» Task statement
Convert every line of the records below into a Markdown table with two columns, No. and Entry: number each line in order under No. and put the line itself under Entry, skipping any blank lines.

» Records for this exercise
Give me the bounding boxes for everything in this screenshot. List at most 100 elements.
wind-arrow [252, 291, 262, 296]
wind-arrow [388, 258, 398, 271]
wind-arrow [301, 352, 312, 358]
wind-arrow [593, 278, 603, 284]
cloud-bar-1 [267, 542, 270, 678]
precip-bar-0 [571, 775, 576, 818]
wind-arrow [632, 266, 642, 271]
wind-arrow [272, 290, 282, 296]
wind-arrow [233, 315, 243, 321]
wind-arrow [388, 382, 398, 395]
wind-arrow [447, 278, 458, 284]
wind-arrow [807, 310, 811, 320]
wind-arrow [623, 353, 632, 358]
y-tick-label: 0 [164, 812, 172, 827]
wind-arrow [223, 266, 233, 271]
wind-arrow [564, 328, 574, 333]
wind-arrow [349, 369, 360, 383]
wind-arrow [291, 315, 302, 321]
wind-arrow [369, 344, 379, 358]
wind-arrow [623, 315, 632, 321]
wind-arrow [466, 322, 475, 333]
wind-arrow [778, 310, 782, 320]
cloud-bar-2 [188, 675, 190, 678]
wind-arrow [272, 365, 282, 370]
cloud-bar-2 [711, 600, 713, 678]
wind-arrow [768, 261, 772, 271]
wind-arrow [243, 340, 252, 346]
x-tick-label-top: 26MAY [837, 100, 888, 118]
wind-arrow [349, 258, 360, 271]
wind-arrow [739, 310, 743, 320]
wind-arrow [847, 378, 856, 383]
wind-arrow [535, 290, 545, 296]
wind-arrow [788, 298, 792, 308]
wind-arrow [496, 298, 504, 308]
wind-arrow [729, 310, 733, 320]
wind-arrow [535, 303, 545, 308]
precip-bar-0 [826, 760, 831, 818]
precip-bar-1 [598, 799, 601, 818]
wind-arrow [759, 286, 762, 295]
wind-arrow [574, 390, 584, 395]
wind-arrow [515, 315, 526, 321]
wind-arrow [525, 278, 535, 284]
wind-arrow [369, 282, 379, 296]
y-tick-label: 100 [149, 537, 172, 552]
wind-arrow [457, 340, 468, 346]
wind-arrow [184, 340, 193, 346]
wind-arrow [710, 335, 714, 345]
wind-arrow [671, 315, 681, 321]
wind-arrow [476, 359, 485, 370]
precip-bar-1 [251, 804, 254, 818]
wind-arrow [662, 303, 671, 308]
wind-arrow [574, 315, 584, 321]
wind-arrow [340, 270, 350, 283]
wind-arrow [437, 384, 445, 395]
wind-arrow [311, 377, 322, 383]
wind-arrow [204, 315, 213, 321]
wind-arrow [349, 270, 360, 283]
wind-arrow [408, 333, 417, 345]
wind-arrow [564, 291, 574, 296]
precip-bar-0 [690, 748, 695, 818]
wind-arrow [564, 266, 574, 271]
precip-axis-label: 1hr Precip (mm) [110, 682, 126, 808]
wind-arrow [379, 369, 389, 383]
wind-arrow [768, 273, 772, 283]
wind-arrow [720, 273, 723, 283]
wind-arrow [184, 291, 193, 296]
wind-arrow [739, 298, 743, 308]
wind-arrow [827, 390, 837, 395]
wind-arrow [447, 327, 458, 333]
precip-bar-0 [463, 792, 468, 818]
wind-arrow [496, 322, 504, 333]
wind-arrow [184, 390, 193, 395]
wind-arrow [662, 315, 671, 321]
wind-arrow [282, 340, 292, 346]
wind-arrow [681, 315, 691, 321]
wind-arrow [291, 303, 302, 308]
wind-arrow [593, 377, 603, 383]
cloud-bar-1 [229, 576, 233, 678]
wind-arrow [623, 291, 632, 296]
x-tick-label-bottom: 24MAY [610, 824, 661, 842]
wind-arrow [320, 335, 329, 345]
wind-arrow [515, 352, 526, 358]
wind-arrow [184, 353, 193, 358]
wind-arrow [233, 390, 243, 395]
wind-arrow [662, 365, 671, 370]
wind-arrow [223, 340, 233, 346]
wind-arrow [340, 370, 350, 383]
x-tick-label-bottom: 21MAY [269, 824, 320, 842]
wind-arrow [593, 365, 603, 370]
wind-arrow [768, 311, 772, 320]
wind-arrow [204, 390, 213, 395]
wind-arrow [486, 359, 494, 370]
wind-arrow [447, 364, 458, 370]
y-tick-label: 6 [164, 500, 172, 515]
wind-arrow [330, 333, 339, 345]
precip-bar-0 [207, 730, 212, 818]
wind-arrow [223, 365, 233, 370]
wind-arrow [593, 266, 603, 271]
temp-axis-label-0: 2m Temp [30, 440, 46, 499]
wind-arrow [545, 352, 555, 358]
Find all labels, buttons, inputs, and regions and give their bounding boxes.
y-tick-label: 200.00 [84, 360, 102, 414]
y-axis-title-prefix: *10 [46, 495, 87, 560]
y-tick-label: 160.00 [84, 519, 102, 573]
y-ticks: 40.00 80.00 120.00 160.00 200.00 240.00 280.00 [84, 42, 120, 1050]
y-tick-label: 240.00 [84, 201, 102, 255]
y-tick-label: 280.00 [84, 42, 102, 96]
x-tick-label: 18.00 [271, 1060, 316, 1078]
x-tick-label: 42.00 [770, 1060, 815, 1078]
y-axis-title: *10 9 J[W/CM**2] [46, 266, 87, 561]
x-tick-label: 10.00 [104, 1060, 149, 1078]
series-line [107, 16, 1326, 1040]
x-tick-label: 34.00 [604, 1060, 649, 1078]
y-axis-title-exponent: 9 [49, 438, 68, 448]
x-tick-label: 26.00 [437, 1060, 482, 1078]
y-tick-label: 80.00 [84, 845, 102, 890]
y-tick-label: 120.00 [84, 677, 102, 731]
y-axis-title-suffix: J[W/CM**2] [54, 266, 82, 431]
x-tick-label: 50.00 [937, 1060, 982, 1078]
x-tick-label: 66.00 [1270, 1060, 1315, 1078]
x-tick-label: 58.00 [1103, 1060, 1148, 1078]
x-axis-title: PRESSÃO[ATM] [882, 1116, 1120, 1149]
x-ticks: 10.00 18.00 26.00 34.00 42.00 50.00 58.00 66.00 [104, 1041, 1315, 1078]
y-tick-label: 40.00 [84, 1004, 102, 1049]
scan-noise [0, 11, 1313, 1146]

» Response
| No. | Entry |
|---|---|
| 1 | Give me the bounding boxes for everything in this screenshot. List at most 100 elements. |
| 2 | wind-arrow [252, 291, 262, 296] |
| 3 | wind-arrow [388, 258, 398, 271] |
| 4 | wind-arrow [301, 352, 312, 358] |
| 5 | wind-arrow [593, 278, 603, 284] |
| 6 | cloud-bar-1 [267, 542, 270, 678] |
| 7 | precip-bar-0 [571, 775, 576, 818] |
| 8 | wind-arrow [632, 266, 642, 271] |
| 9 | wind-arrow [272, 290, 282, 296] |
| 10 | wind-arrow [233, 315, 243, 321] |
| 11 | wind-arrow [388, 382, 398, 395] |
| 12 | wind-arrow [447, 278, 458, 284] |
| 13 | wind-arrow [807, 310, 811, 320] |
| 14 | wind-arrow [623, 353, 632, 358] |
| 15 | y-tick-label: 0 [164, 812, 172, 827] |
| 16 | wind-arrow [223, 266, 233, 271] |
| 17 | wind-arrow [564, 328, 574, 333] |
| 18 | wind-arrow [349, 369, 360, 383] |
| 19 | wind-arrow [291, 315, 302, 321] |
| 20 | wind-arrow [369, 344, 379, 358] |
| 21 | wind-arrow [623, 315, 632, 321] |
| 22 | wind-arrow [466, 322, 475, 333] |
| 23 | wind-arrow [778, 310, 782, 320] |
| 24 | cloud-bar-2 [188, 675, 190, 678] |
| 25 | wind-arrow [272, 365, 282, 370] |
| 26 | cloud-bar-2 [711, 600, 713, 678] |
| 27 | wind-arrow [768, 261, 772, 271] |
| 28 | wind-arrow [243, 340, 252, 346] |
| 29 | x-tick-label-top: 26MAY [837, 100, 888, 118] |
| 30 | wind-arrow [349, 258, 360, 271] |
| 31 | wind-arrow [739, 310, 743, 320] |
| 32 | wind-arrow [847, 378, 856, 383] |
| 33 | wind-arrow [535, 290, 545, 296] |
| 34 | wind-arrow [788, 298, 792, 308] |
| 35 | wind-arrow [496, 298, 504, 308] |
| 36 | wind-arrow [729, 310, 733, 320] |
| 37 | wind-arrow [535, 303, 545, 308] |
| 38 | precip-bar-0 [826, 760, 831, 818] |
| 39 | precip-bar-1 [598, 799, 601, 818] |
| 40 | wind-arrow [759, 286, 762, 295] |
| 41 | wind-arrow [574, 390, 584, 395] |
| 42 | wind-arrow [515, 315, 526, 321] |
| 43 | wind-arrow [525, 278, 535, 284] |
| 44 | wind-arrow [369, 282, 379, 296] |
| 45 | y-tick-label: 100 [149, 537, 172, 552] |
| 46 | wind-arrow [457, 340, 468, 346] |
| 47 | wind-arrow [184, 340, 193, 346] |
| 48 | wind-arrow [710, 335, 714, 345] |
| 49 | wind-arrow [671, 315, 681, 321] |
| 50 | wind-arrow [476, 359, 485, 370] |
| 51 | precip-bar-1 [251, 804, 254, 818] |
| 52 | wind-arrow [662, 303, 671, 308] |
| 53 | wind-arrow [574, 315, 584, 321] |
| 54 | wind-arrow [340, 270, 350, 283] |
| 55 | wind-arrow [437, 384, 445, 395] |
| 56 | wind-arrow [311, 377, 322, 383] |
| 57 | wind-arrow [204, 315, 213, 321] |
| 58 | wind-arrow [349, 270, 360, 283] |
| 59 | wind-arrow [408, 333, 417, 345] |
| 60 | wind-arrow [564, 291, 574, 296] |
| 61 | precip-bar-0 [690, 748, 695, 818] |
| 62 | wind-arrow [564, 266, 574, 271] |
| 63 | precip-axis-label: 1hr Precip (mm) [110, 682, 126, 808] |
| 64 | wind-arrow [379, 369, 389, 383] |
| 65 | wind-arrow [768, 273, 772, 283] |
| 66 | wind-arrow [720, 273, 723, 283] |
| 67 | wind-arrow [184, 291, 193, 296] |
| 68 | wind-arrow [739, 298, 743, 308] |
| 69 | wind-arrow [827, 390, 837, 395] |
| 70 | wind-arrow [447, 327, 458, 333] |
| 71 | precip-bar-0 [463, 792, 468, 818] |
| 72 | wind-arrow [496, 322, 504, 333] |
| 73 | wind-arrow [184, 390, 193, 395] |
| 74 | wind-arrow [662, 315, 671, 321] |
| 75 | wind-arrow [282, 340, 292, 346] |
| 76 | wind-arrow [681, 315, 691, 321] |
| 77 | wind-arrow [291, 303, 302, 308] |
| 78 | wind-arrow [593, 377, 603, 383] |
| 79 | cloud-bar-1 [229, 576, 233, 678] |
| 80 | wind-arrow [623, 291, 632, 296] |
| 81 | x-tick-label-bottom: 24MAY [610, 824, 661, 842] |
| 82 | wind-arrow [320, 335, 329, 345] |
| 83 | wind-arrow [515, 352, 526, 358] |
| 84 | wind-arrow [184, 353, 193, 358] |
| 85 | wind-arrow [233, 390, 243, 395] |
| 86 | wind-arrow [662, 365, 671, 370] |
| 87 | wind-arrow [223, 340, 233, 346] |
| 88 | wind-arrow [340, 370, 350, 383] |
| 89 | x-tick-label-bottom: 21MAY [269, 824, 320, 842] |
| 90 | wind-arrow [593, 365, 603, 370] |
| 91 | wind-arrow [768, 311, 772, 320] |
| 92 | wind-arrow [204, 390, 213, 395] |
| 93 | wind-arrow [486, 359, 494, 370] |
| 94 | wind-arrow [447, 364, 458, 370] |
| 95 | y-tick-label: 6 [164, 500, 172, 515] |
| 96 | wind-arrow [330, 333, 339, 345] |
| 97 | precip-bar-0 [207, 730, 212, 818] |
| 98 | wind-arrow [223, 365, 233, 370] |
| 99 | wind-arrow [593, 266, 603, 271] |
| 100 | temp-axis-label-0: 2m Temp [30, 440, 46, 499] |
| 101 | wind-arrow [545, 352, 555, 358] |
| 102 | Find all labels, buttons, inputs, and regions and give their bounding boxes. |
| 103 | y-tick-label: 200.00 [84, 360, 102, 414] |
| 104 | y-axis-title-prefix: *10 [46, 495, 87, 560] |
| 105 | y-tick-label: 160.00 [84, 519, 102, 573] |
| 106 | y-ticks: 40.00 80.00 120.00 160.00 200.00 240.00 280.00 [84, 42, 120, 1050] |
| 107 | y-tick-label: 240.00 [84, 201, 102, 255] |
| 108 | y-tick-label: 280.00 [84, 42, 102, 96] |
| 109 | x-tick-label: 18.00 [271, 1060, 316, 1078] |
| 110 | x-tick-label: 42.00 [770, 1060, 815, 1078] |
| 111 | y-axis-title: *10 9 J[W/CM**2] [46, 266, 87, 561] |
| 112 | x-tick-label: 10.00 [104, 1060, 149, 1078] |
| 113 | series-line [107, 16, 1326, 1040] |
| 114 | x-tick-label: 34.00 [604, 1060, 649, 1078] |
| 115 | y-axis-title-exponent: 9 [49, 438, 68, 448] |
| 116 | x-tick-label: 26.00 [437, 1060, 482, 1078] |
| 117 | y-tick-label: 80.00 [84, 845, 102, 890] |
| 118 | y-tick-label: 120.00 [84, 677, 102, 731] |
| 119 | y-axis-title-suffix: J[W/CM**2] [54, 266, 82, 431] |
| 120 | x-tick-label: 50.00 [937, 1060, 982, 1078] |
| 121 | x-tick-label: 66.00 [1270, 1060, 1315, 1078] |
| 122 | x-tick-label: 58.00 [1103, 1060, 1148, 1078] |
| 123 | x-axis-title: PRESSÃO[ATM] [882, 1116, 1120, 1149] |
| 124 | x-ticks: 10.00 18.00 26.00 34.00 42.00 50.00 58.00 66.00 [104, 1041, 1315, 1078] |
| 125 | y-tick-label: 40.00 [84, 1004, 102, 1049] |
| 126 | scan-noise [0, 11, 1313, 1146] |